Dataset rows about figures:
%%

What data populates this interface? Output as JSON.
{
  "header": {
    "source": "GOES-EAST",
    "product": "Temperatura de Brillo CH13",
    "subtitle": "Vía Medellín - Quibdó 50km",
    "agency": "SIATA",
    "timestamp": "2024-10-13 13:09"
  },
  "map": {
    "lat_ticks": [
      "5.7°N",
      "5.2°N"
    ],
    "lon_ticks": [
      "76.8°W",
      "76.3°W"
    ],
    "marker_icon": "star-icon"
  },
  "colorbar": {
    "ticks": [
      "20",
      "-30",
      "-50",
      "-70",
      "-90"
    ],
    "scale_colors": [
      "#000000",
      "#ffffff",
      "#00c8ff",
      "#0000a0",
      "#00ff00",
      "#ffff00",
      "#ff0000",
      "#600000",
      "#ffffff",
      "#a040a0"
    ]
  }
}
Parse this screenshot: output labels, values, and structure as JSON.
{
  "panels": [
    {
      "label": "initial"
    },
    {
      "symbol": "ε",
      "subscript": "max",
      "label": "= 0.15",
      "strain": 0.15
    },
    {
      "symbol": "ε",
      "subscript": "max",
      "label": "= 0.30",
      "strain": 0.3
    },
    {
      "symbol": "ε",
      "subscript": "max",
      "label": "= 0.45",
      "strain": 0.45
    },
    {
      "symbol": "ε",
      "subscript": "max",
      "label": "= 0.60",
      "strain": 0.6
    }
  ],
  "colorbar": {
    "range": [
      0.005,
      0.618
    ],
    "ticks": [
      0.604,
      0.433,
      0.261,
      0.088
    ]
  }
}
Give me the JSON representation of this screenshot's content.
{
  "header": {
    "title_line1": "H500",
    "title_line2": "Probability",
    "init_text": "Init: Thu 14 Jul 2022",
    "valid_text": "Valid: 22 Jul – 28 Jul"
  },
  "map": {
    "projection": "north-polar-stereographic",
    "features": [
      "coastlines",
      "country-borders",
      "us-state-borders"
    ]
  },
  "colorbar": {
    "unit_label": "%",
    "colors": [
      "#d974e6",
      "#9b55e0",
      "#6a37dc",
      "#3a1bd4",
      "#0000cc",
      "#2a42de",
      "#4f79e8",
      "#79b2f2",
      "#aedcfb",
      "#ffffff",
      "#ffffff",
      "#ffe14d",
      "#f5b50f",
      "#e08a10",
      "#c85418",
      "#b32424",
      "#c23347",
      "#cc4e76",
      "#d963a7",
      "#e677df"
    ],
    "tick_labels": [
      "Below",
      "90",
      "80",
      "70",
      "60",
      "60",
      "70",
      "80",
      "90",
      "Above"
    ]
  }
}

%%

* **Task requirements**
Find the line with "Give me the" in the listing above, then write out that line and each remaining line exactly, with no other text.

* **The output**
Give me the JSON representation of this screenshot's content.
{
  "header": {
    "title_line1": "H500",
    "title_line2": "Probability",
    "init_text": "Init: Thu 14 Jul 2022",
    "valid_text": "Valid: 22 Jul – 28 Jul"
  },
  "map": {
    "projection": "north-polar-stereographic",
    "features": [
      "coastlines",
      "country-borders",
      "us-state-borders"
    ]
  },
  "colorbar": {
    "unit_label": "%",
    "colors": [
      "#d974e6",
      "#9b55e0",
      "#6a37dc",
      "#3a1bd4",
      "#0000cc",
      "#2a42de",
      "#4f79e8",
      "#79b2f2",
      "#aedcfb",
      "#ffffff",
      "#ffffff",
      "#ffe14d",
      "#f5b50f",
      "#e08a10",
      "#c85418",
      "#b32424",
      "#c23347",
      "#cc4e76",
      "#d963a7",
      "#e677df"
    ],
    "tick_labels": [
      "Below",
      "90",
      "80",
      "70",
      "60",
      "60",
      "70",
      "80",
      "90",
      "Above"
    ]
  }
}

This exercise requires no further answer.